◆ **Direction a**: Translate this sentence from the Virtio-net troubleshooting guide into Spanish: "It is recommended to read the user manual first."

◆ **Passage given**:
-- START --
BlueField Troubleshooting Guide

Virtio-net


Preface

The guidelines are for Virtio-net users and customers. It is recommended to read the user manual first.

Command Cheat Sheet

Command

Description

systemctl status virtio-net-controller.service

Check status of virtio-net-controller service

virtnet -v

Version of virtio-net-controller

virtnet -h

Lis virtnet command line help manual

virtnet list

List all virtnet device and general information

virtnet query -p x

Query detailed information of device x

Logging and Counters

To check controller log. Run from DPU side:

$ journalctl -u virtio-net-controller -f -n 400

This command shows 400 lines of the latest log, adjust the number of lines as needed.

Debug Info Package

N/A

Scenarios

BlueField-3 Jumbo MTU Does Not Work

Problem

Ping failed with packet size greater than 1500/4000 after configuring jumbo MTU.

Solution

Jumbo MTU is supported starting from the following kernel version:


Release

Upstream

VM kernel: 4.18.0-193.el8.x86_64

VM Linux version supports big MTU after 4.11.
-- END --
[Annotated element listings]
-- START --
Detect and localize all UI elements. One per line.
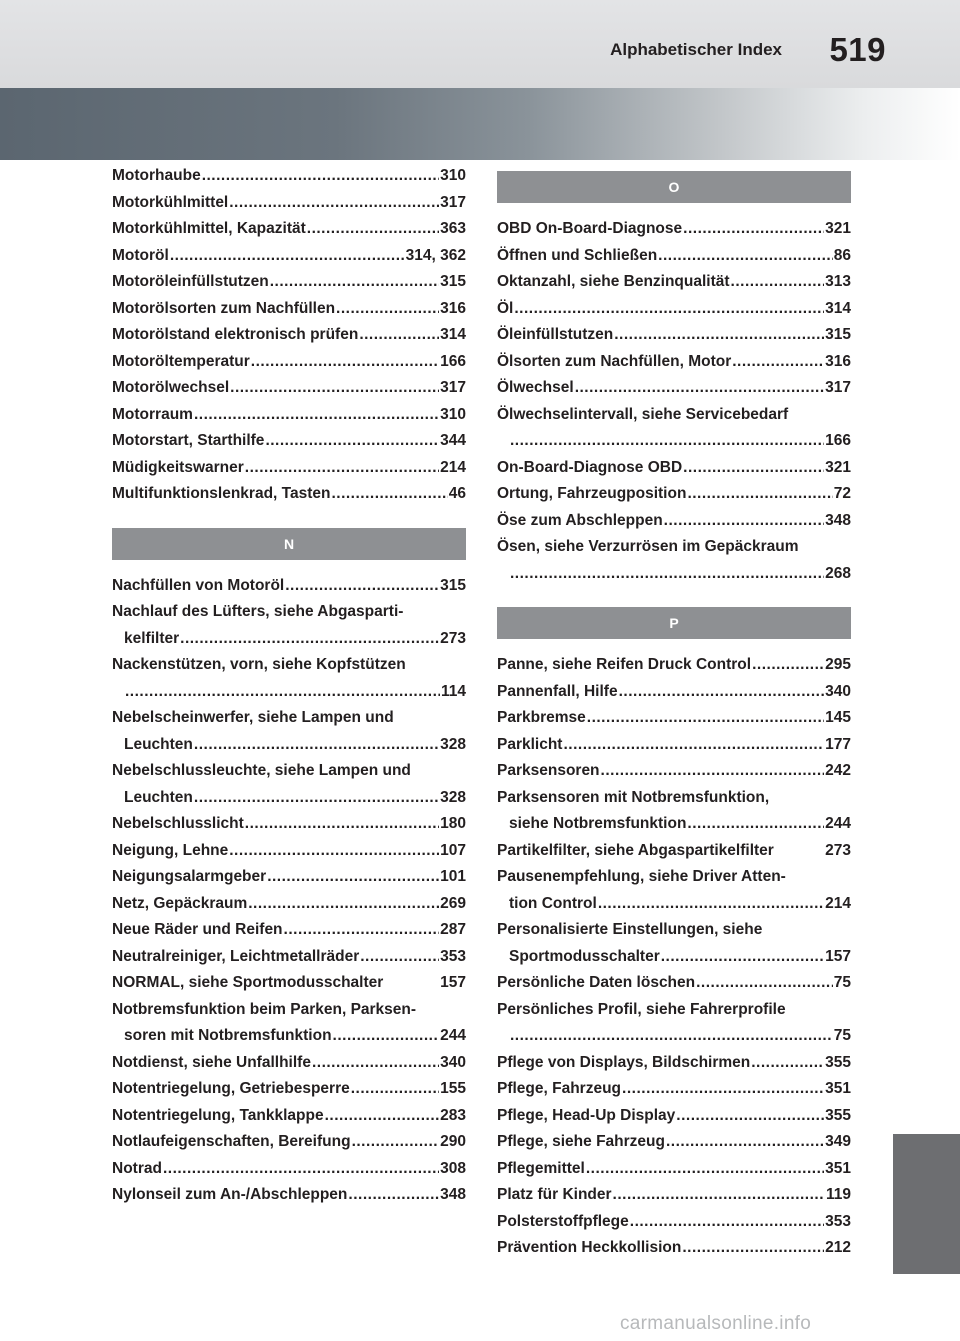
index-entry-term: Notbremsfunktion beim Parken, Parksen-: [112, 1000, 417, 1018]
index-entry-term: Notentriegelung, Tankklappe: [112, 1106, 324, 1124]
index-entry: [112, 349, 466, 376]
index-entry-page: 214: [825, 894, 851, 912]
index-entry: [112, 838, 466, 865]
index-entry-term: Nebelschlussleuchte, siehe Lampen und: [112, 762, 411, 779]
index-entry-term: Motorraum: [112, 405, 193, 423]
index-entry-page: 340: [440, 1053, 466, 1071]
index-entry: [497, 1076, 851, 1103]
index-entry: [497, 864, 851, 917]
dot-leader: [510, 1023, 833, 1050]
index-entry-page: 317: [440, 379, 466, 396]
index-entry-page: 295: [825, 656, 851, 673]
index-entry-term: Notlaufeigenschaften, Bereifung: [112, 1133, 351, 1150]
index-entry-page: 155: [440, 1080, 466, 1097]
dot-leader: [683, 455, 824, 482]
index-entry-term: Nylonseil zum An-/Abschleppen: [112, 1186, 348, 1203]
index-entry: [112, 216, 466, 243]
index-entry-term: siehe Notbremsfunktion: [509, 815, 687, 832]
index-entry: [112, 705, 466, 758]
index-entry-page: 314: [825, 299, 851, 317]
dot-leader: [732, 349, 824, 376]
dot-leader: [333, 1023, 440, 1050]
index-entry: [497, 349, 851, 376]
index-entry-term: Motorstart, Starthilfe: [112, 432, 265, 449]
index-entry-term: Netz, Gepäckraum: [112, 894, 248, 912]
index-entry-page: 101: [440, 868, 466, 885]
index-entry-page: 273: [440, 629, 466, 647]
index-entry-term: Pausenempfehlung, siehe Driver Atten-: [497, 868, 786, 885]
index-entry-term: Parksensoren mit Notbremsfunktion,: [497, 788, 770, 806]
index-entry-term: Motorölsorten zum Nachfüllen: [112, 299, 336, 317]
index-entry: [497, 917, 851, 970]
index-entry: [112, 1050, 466, 1077]
index-entry: [497, 1182, 851, 1209]
index-entry-page: 244: [825, 815, 851, 832]
dot-leader: [245, 811, 439, 838]
index-entry-page: 166: [440, 352, 466, 370]
index-entry-term: Neigungsalarmgeber: [112, 868, 267, 885]
index-entry: [497, 455, 851, 482]
index-entry-page: 308: [440, 1159, 466, 1177]
index-entry-term: Nebelschlusslicht: [112, 815, 244, 832]
index-entry: [497, 652, 851, 679]
index-entry-page: 145: [825, 709, 851, 726]
index-entry: [497, 243, 851, 270]
index-column-left: [112, 163, 466, 1209]
dot-leader: [125, 679, 440, 706]
index-entry: [112, 428, 466, 455]
index-entry: [112, 322, 466, 349]
index-entry: [497, 705, 851, 732]
index-entry-term: Oktanzahl, siehe Benzinqualität: [497, 273, 730, 290]
index-entry-term: Leuchten: [124, 735, 193, 753]
index-entry: [112, 190, 466, 217]
index-entry-page: 317: [825, 379, 851, 396]
dot-leader: [352, 1129, 440, 1156]
index-entry-page: 349: [825, 1133, 851, 1150]
index-entry-term: Panne, siehe Reifen Druck Control: [497, 656, 752, 673]
dot-leader: [661, 944, 824, 971]
index-entry: [112, 163, 466, 190]
index-entry-term: Pflege von Displays, Bildschirmen: [497, 1053, 751, 1071]
dot-leader: [245, 455, 439, 482]
index-entry: [497, 1103, 851, 1130]
index-entry-term: Motorkühlmittel, Kapazität: [112, 220, 306, 237]
footer-watermark: carmanualsonline.info: [620, 1313, 812, 1334]
dot-leader: [251, 349, 439, 376]
index-entry-page: 328: [440, 788, 466, 806]
index-entry: [112, 864, 466, 891]
index-entry-term: Motorhaube: [112, 167, 201, 184]
index-entry: [112, 573, 466, 600]
index-entry: [497, 1209, 851, 1236]
dot-leader: [601, 758, 825, 785]
index-entry: [497, 1156, 851, 1183]
index-entry-term: Partikelfilter, siehe Abgaspartikelfilter: [497, 841, 774, 859]
index-entry-page: 180: [440, 815, 466, 832]
index-entry-page: 314: [440, 326, 466, 343]
index-entry-page: 107: [440, 841, 466, 859]
dot-leader: [229, 190, 439, 217]
dot-leader: [514, 296, 824, 323]
index-entry-term: Ölwechselintervall, siehe Servicebedarf: [497, 405, 789, 423]
index-entry-term: Nackenstützen, vorn, siehe Kopfstützen: [112, 656, 406, 673]
running-header-title: Alphabetischer Index: [610, 40, 782, 59]
dot-leader: [336, 296, 439, 323]
dot-leader: [614, 322, 824, 349]
index-entry-term: Parklicht: [497, 735, 563, 753]
dot-leader: [194, 732, 439, 759]
index-entry-page: 355: [825, 1106, 851, 1124]
index-entry-page: 177: [825, 735, 851, 753]
dot-leader: [270, 269, 439, 296]
index-entry: [497, 1235, 851, 1262]
dot-leader: [683, 216, 824, 243]
dot-leader: [619, 679, 825, 706]
index-entry: [497, 216, 851, 243]
index-entry: [497, 375, 851, 402]
index-entry: [112, 599, 466, 652]
dot-leader: [285, 573, 439, 600]
index-entry-page: 315: [440, 576, 466, 594]
dot-leader: [170, 243, 405, 270]
section-header-n: N: [112, 528, 466, 560]
index-entry: [497, 732, 851, 759]
index-entry-term: Motorölwechsel: [112, 379, 230, 396]
dot-leader: [586, 1156, 824, 1183]
index-entry: [497, 1129, 851, 1156]
dot-leader: [325, 1103, 440, 1130]
index-entry: [497, 402, 851, 455]
dot-leader: [229, 838, 439, 865]
index-entry: [497, 269, 851, 296]
index-entry-term: Personalisierte Einstellungen, siehe: [497, 921, 763, 938]
index-entry-page: 363: [440, 220, 466, 237]
dot-leader: [676, 1103, 824, 1130]
dot-leader: [510, 561, 824, 588]
index-entry: [497, 785, 851, 838]
index-entry: [497, 838, 851, 865]
index-entry-page: 273: [825, 841, 851, 859]
index-entry-page: 269: [440, 894, 466, 912]
index-entry-page: 214: [440, 458, 466, 476]
index-entry: [497, 758, 851, 785]
index-entry-page: 353: [825, 1212, 851, 1230]
index-entry-page: 244: [440, 1027, 466, 1044]
index-entry: [112, 481, 466, 508]
index-entry-term: On-Board-Diagnose OBD: [497, 458, 683, 476]
index-entry: [497, 508, 851, 535]
index-entry-term: Leuchten: [124, 788, 193, 806]
index-entry: [112, 296, 466, 323]
index-entry-term: NORMAL, siehe Sportmodusschalter: [112, 974, 384, 991]
index-entry-term: soren mit Notbremsfunktion: [124, 1027, 332, 1044]
index-entry: [112, 1182, 466, 1209]
dot-leader: [613, 1182, 825, 1209]
dot-leader: [267, 864, 439, 891]
index-entry: [112, 269, 466, 296]
index-entry-page: 72: [833, 485, 851, 502]
index-entry-term: Pannenfall, Hilfe: [497, 682, 618, 700]
index-entry: [112, 1156, 466, 1183]
dot-leader: [622, 1076, 824, 1103]
index-entry-page: 316: [440, 299, 466, 317]
dot-leader: [510, 428, 824, 455]
dot-leader: [751, 1050, 824, 1077]
index-entry-term: Öl: [497, 299, 514, 317]
dot-leader: [360, 944, 439, 971]
index-entry-term: kelfilter: [124, 629, 180, 647]
section-header-p: P: [497, 607, 851, 639]
index-entry-term: Polsterstoffpflege: [497, 1212, 629, 1230]
index-entry-term: Nebelscheinwerfer, siehe Lampen und: [112, 709, 394, 726]
index-entry-page: 315: [825, 326, 851, 343]
dot-leader: [563, 732, 824, 759]
index-entry-page: 242: [825, 762, 851, 779]
index-entry-page: 268: [825, 564, 851, 582]
index-entry-page: 344: [440, 432, 466, 449]
index-entry-page: 351: [825, 1159, 851, 1177]
index-entry-page: 166: [825, 432, 851, 449]
dot-leader: [265, 428, 439, 455]
index-entry: [497, 296, 851, 323]
index-entry-page: 119: [825, 1186, 851, 1203]
index-entry-page: 321: [825, 220, 851, 237]
index-entry: [497, 481, 851, 508]
index-entry-term: Persönliches Profil, siehe Fahrerprofile: [497, 1000, 786, 1018]
index-entry-term: Motorölstand elektronisch prüfen: [112, 326, 359, 343]
index-entry-term: Neutralreiniger, Leichtmetallräder: [112, 947, 360, 965]
index-entry: [112, 1129, 466, 1156]
index-entry-term: Pflege, Fahrzeug: [497, 1080, 622, 1097]
dot-leader: [351, 1076, 439, 1103]
index-entry: [112, 402, 466, 429]
index-entry-term: tion Control: [509, 894, 597, 912]
index-entry-term: Multifunktionslenkrad, Tasten: [112, 485, 331, 502]
index-entry: [497, 1050, 851, 1077]
index-entry-page: 328: [440, 735, 466, 753]
index-entry-term: Nachlauf des Lüfters, siehe Abgasparti-: [112, 603, 404, 620]
dot-leader: [598, 891, 824, 918]
dot-leader: [331, 481, 447, 508]
index-entry: [112, 1076, 466, 1103]
dot-leader: [731, 269, 825, 296]
index-entry: [112, 375, 466, 402]
index-entry-page: 317: [440, 193, 466, 211]
index-entry-term: Motoröleinfüllstutzen: [112, 273, 269, 290]
index-entry-term: Öffnen und Schließen: [497, 246, 658, 264]
index-entry-term: Sportmodusschalter: [509, 947, 660, 965]
dot-leader: [180, 626, 439, 653]
index-entry-page: 321: [825, 458, 851, 476]
index-entry-page: 212: [825, 1239, 851, 1256]
index-entry-term: Notentriegelung, Getriebesperre: [112, 1080, 350, 1097]
decorative-banner: [0, 88, 960, 160]
index-entry: [112, 455, 466, 482]
index-entry-term: Notdienst, siehe Unfallhilfe: [112, 1053, 311, 1071]
dot-leader: [752, 652, 824, 679]
index-entry-page: 157: [825, 947, 851, 965]
dot-leader: [664, 508, 824, 535]
index-entry: [112, 758, 466, 811]
page-number: 519: [829, 31, 886, 68]
page-header-band: [0, 0, 960, 88]
index-entry-term: Pflegemittel: [497, 1159, 585, 1177]
index-entry-page: 46: [448, 485, 466, 502]
index-entry-term: Motorkühlmittel: [112, 193, 229, 211]
index-entry-term: Prävention Heckkollision: [497, 1239, 682, 1256]
dot-leader: [307, 216, 439, 243]
index-entry-term: Parksensoren: [497, 762, 600, 779]
index-entry-page: 353: [440, 947, 466, 965]
dot-leader: [312, 1050, 439, 1077]
index-entry-page: 351: [825, 1080, 851, 1097]
index-entry-term: Neigung, Lehne: [112, 841, 229, 859]
index-entry-term: Öleinfüllstutzen: [497, 326, 614, 343]
index-entry: [112, 243, 466, 270]
index-entry-term: Motoröltemperatur: [112, 352, 250, 370]
index-entry-term: Parkbremse: [497, 709, 586, 726]
dot-leader: [202, 163, 439, 190]
index-column-right: [497, 163, 851, 1262]
index-entry-term: Persönliche Daten löschen: [497, 974, 696, 991]
index-entry: [112, 652, 466, 705]
index-entry-page: 316: [825, 352, 851, 370]
dot-leader: [359, 322, 439, 349]
dot-leader: [630, 1209, 824, 1236]
index-entry-page: 313: [825, 273, 851, 290]
index-entry: [497, 679, 851, 706]
dot-leader: [687, 481, 832, 508]
index-entry: [497, 322, 851, 349]
index-entry-term: Notrad: [112, 1159, 162, 1177]
index-entry-term: Ölsorten zum Nachfüllen, Motor: [497, 352, 732, 370]
index-entry: [497, 997, 851, 1050]
index-entry-page: 348: [825, 511, 851, 529]
index-entry-page: 157: [440, 974, 466, 991]
dot-leader: [194, 402, 439, 429]
chapter-thumb-tab: [893, 1134, 960, 1274]
index-entry: [497, 970, 851, 997]
index-entry-term: Ösen, siehe Verzurrösen im Gepäckraum: [497, 538, 799, 555]
index-entry-page: 340: [825, 682, 851, 700]
index-entry-term: Neue Räder und Reifen: [112, 921, 283, 938]
index-entry-page: 287: [440, 921, 466, 938]
index-entry-term: Ölwechsel: [497, 379, 574, 396]
dot-leader: [696, 970, 833, 997]
section-header-o: O: [497, 171, 851, 203]
index-entry-term: Motoröl: [112, 246, 169, 264]
dot-leader: [348, 1182, 439, 1209]
index-entry-page: 75: [833, 1027, 851, 1044]
index-entry-page: 348: [440, 1186, 466, 1203]
dot-leader: [658, 243, 833, 270]
index-entry-page: 355: [825, 1053, 851, 1071]
dot-leader: [666, 1129, 824, 1156]
index-entry-page: 310: [440, 405, 466, 423]
index-entry-page: 310: [440, 167, 466, 184]
index-entry-page: 75: [833, 974, 851, 991]
dot-leader: [575, 375, 824, 402]
index-entry: [112, 917, 466, 944]
index-entry-page: 283: [440, 1106, 466, 1124]
index-entry: [112, 944, 466, 971]
index-entry-term: Nachfüllen von Motoröl: [112, 576, 285, 594]
dot-leader: [687, 811, 824, 838]
index-entry-term: Ortung, Fahrzeugposition: [497, 485, 687, 502]
index-entry: [497, 534, 851, 587]
index-entry-page: 86: [833, 246, 851, 264]
dot-leader: [163, 1156, 439, 1183]
index-entry-term: Pflege, siehe Fahrzeug: [497, 1133, 665, 1150]
index-entry: [112, 997, 466, 1050]
index-entry: [112, 1103, 466, 1130]
index-entry-page: 315: [440, 273, 466, 290]
index-entry: [112, 891, 466, 918]
index-entry-term: Pflege, Head-Up Display: [497, 1106, 676, 1124]
dot-leader: [284, 917, 440, 944]
dot-leader: [194, 785, 439, 812]
dot-leader: [248, 891, 439, 918]
index-entry-page: 314, 362: [405, 246, 466, 264]
index-entry-term: Platz für Kinder: [497, 1186, 612, 1203]
index-entry-term: OBD On-Board-Diagnose: [497, 220, 683, 237]
index-entry: [112, 811, 466, 838]
dot-leader: [230, 375, 439, 402]
index-entry: [112, 970, 466, 997]
index-entry-page: 290: [440, 1133, 466, 1150]
index-entry-term: Öse zum Abschleppen: [497, 511, 663, 529]
dot-leader: [587, 705, 824, 732]
dot-leader: [682, 1235, 824, 1262]
index-entry-term: Müdigkeitswarner: [112, 458, 244, 476]
index-entry-page: 114: [440, 682, 466, 700]
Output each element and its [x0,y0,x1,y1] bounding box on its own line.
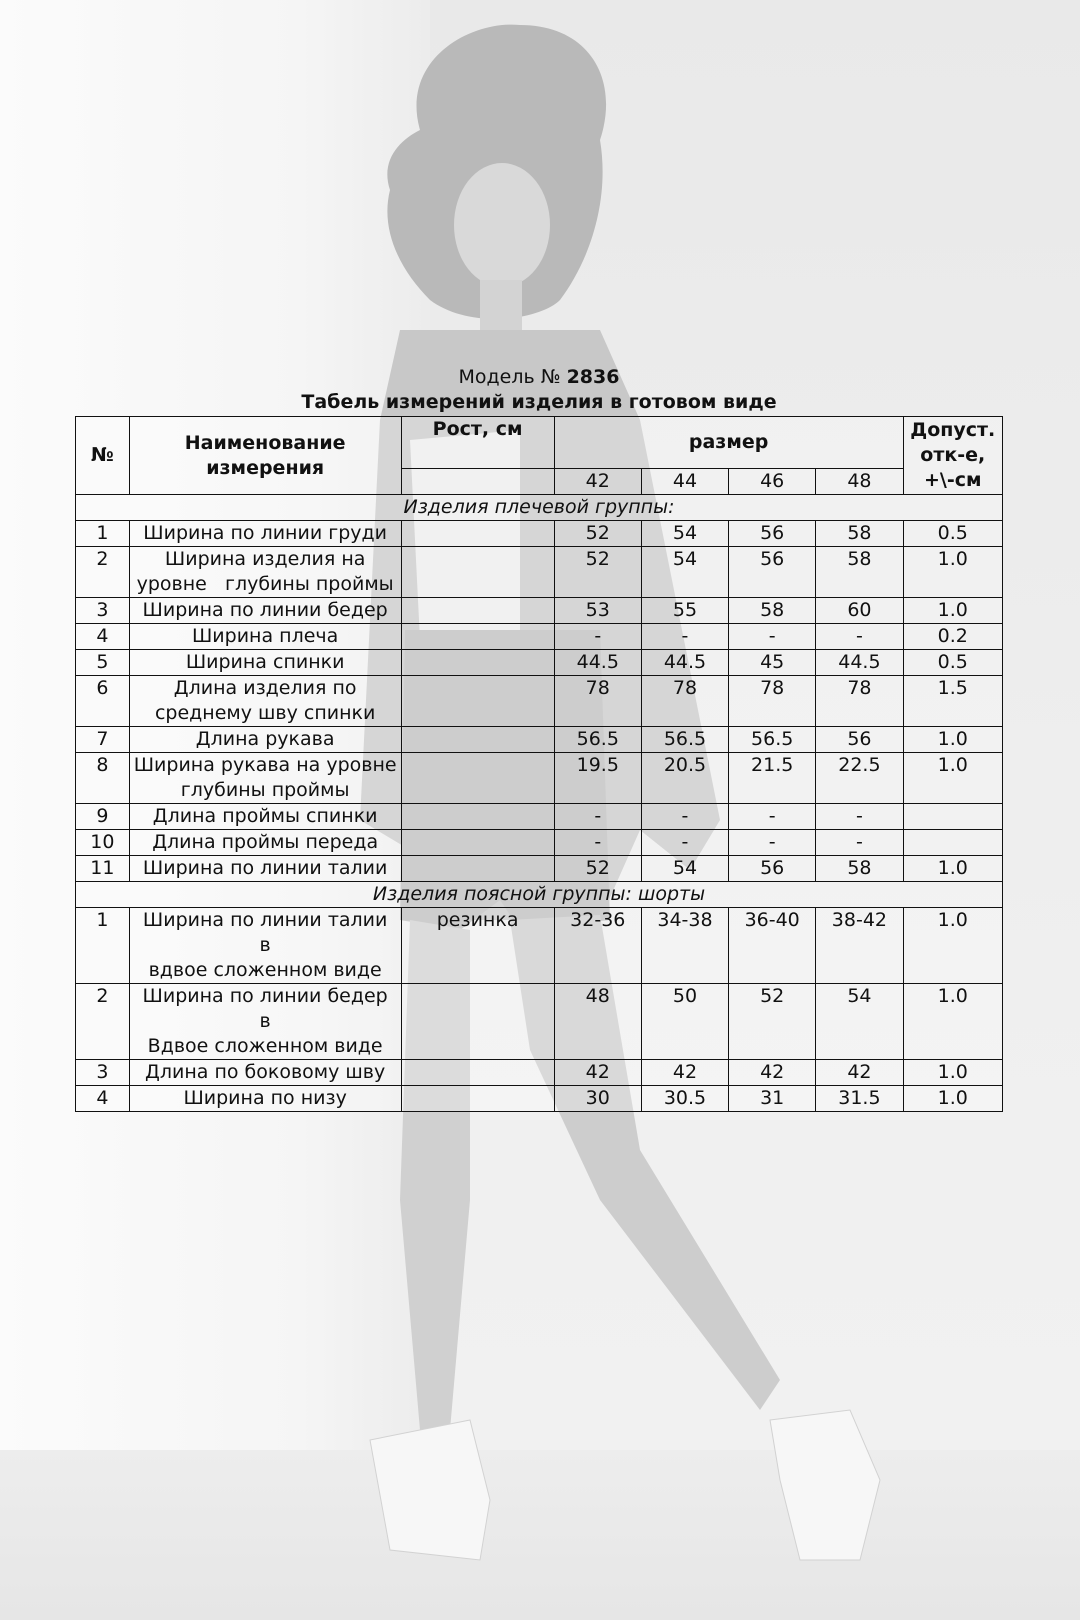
-- END --
◆ **Direction b**: Recast the part of the records that opens with the line containing "index-entry-term: Notbremsfunktion beim" and closes with the line containing "index-entry: [497, 1076, 851, 1103]" as a Markdown table with the columns "No." and "Line". Give one row per line, numbered from 1, and omit blank lines.

◆ **Expected output a**: Se recomienda leer primero el manual del usuario.

◆ **Expected output b**:
| No. | Line |
|---|---|
| 1 | index-entry-term: Notbremsfunktion beim Parken, Parksen-: [112, 1000, 417, 1018] |
| 2 | index-entry-term: Notentriegelung, Tankklappe: [112, 1106, 324, 1124] |
| 3 | index-entry: [112, 349, 466, 376] |
| 4 | index-entry-page: 214: [825, 894, 851, 912] |
| 5 | index-entry: [112, 838, 466, 865] |
| 6 | index-entry-term: Nebelschlussleuchte, siehe Lampen und: [112, 762, 411, 779] |
| 7 | index-entry-term: Motorraum: [112, 405, 193, 423] |
| 8 | index-entry-page: 340: [440, 1053, 466, 1071] |
| 9 | index-entry: [497, 1076, 851, 1103] |